# REQUIREMENTS:
Give the number of lines below that contain the word "There", and nothing else.

# INPUT:
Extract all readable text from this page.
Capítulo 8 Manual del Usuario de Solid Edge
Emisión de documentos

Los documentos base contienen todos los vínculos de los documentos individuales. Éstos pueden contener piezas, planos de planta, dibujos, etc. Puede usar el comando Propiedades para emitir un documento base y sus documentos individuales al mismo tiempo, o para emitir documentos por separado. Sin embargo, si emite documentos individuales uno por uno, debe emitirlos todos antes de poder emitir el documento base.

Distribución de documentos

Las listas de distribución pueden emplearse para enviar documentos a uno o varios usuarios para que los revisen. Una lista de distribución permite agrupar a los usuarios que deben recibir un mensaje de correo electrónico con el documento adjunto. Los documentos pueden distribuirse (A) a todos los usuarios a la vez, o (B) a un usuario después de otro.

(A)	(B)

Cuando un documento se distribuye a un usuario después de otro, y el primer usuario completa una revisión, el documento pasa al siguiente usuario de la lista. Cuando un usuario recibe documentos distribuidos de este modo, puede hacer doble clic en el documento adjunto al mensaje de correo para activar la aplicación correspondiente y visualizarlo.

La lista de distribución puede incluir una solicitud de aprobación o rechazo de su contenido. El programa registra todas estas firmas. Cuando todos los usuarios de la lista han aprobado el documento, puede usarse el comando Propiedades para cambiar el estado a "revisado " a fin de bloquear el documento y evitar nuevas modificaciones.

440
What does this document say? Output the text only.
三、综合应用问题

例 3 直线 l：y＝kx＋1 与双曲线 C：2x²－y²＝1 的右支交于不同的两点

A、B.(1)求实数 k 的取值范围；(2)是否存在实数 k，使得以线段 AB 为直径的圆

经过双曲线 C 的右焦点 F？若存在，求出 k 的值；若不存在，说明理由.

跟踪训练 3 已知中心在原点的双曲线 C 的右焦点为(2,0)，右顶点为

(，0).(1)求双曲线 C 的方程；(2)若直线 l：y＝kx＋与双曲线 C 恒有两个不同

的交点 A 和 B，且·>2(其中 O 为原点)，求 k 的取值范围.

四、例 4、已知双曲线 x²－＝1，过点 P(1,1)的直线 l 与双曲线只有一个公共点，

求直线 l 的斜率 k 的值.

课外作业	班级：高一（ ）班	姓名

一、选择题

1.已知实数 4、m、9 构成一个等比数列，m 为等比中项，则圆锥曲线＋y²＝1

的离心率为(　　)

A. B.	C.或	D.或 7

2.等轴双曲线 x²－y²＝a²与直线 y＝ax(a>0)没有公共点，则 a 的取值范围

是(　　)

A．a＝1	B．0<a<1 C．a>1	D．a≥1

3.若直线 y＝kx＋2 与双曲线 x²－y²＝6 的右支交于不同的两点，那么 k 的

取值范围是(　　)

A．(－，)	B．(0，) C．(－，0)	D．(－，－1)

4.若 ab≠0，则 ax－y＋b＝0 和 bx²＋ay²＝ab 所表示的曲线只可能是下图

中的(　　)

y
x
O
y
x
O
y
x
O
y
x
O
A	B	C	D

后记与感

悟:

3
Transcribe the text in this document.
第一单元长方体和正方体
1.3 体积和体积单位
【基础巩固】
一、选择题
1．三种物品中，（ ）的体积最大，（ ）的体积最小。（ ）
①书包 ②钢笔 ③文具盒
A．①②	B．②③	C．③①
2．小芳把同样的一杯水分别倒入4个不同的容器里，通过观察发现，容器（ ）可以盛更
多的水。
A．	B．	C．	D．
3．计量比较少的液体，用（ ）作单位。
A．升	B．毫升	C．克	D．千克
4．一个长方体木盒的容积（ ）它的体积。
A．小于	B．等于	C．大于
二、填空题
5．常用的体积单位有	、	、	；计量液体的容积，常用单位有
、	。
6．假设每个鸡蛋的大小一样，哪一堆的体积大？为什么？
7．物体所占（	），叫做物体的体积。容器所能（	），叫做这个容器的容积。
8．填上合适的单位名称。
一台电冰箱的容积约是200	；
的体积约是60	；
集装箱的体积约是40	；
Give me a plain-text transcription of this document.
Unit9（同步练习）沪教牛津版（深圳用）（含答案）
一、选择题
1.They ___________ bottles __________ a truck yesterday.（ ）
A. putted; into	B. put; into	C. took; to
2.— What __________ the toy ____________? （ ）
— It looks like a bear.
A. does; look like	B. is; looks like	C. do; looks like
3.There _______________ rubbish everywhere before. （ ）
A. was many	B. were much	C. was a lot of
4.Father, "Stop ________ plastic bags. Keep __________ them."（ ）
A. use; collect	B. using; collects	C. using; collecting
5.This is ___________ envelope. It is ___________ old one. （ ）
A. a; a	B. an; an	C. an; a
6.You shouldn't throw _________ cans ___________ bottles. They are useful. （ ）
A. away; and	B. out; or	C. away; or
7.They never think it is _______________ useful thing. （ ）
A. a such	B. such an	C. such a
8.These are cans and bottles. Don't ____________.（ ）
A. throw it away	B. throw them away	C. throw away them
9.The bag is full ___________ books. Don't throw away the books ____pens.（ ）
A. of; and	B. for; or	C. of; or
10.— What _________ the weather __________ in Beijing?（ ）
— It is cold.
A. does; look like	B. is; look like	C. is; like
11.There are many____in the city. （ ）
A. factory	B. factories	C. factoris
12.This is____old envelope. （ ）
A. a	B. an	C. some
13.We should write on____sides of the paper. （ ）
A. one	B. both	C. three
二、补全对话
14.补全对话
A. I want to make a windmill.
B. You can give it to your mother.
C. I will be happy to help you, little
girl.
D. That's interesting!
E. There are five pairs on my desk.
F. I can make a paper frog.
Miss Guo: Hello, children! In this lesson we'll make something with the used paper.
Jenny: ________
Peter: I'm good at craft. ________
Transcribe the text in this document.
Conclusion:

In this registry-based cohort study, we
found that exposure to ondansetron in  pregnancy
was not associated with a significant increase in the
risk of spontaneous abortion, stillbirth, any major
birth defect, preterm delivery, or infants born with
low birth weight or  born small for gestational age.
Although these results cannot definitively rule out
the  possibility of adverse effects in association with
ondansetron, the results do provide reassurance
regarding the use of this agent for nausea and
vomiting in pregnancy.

# SOLUTION:
3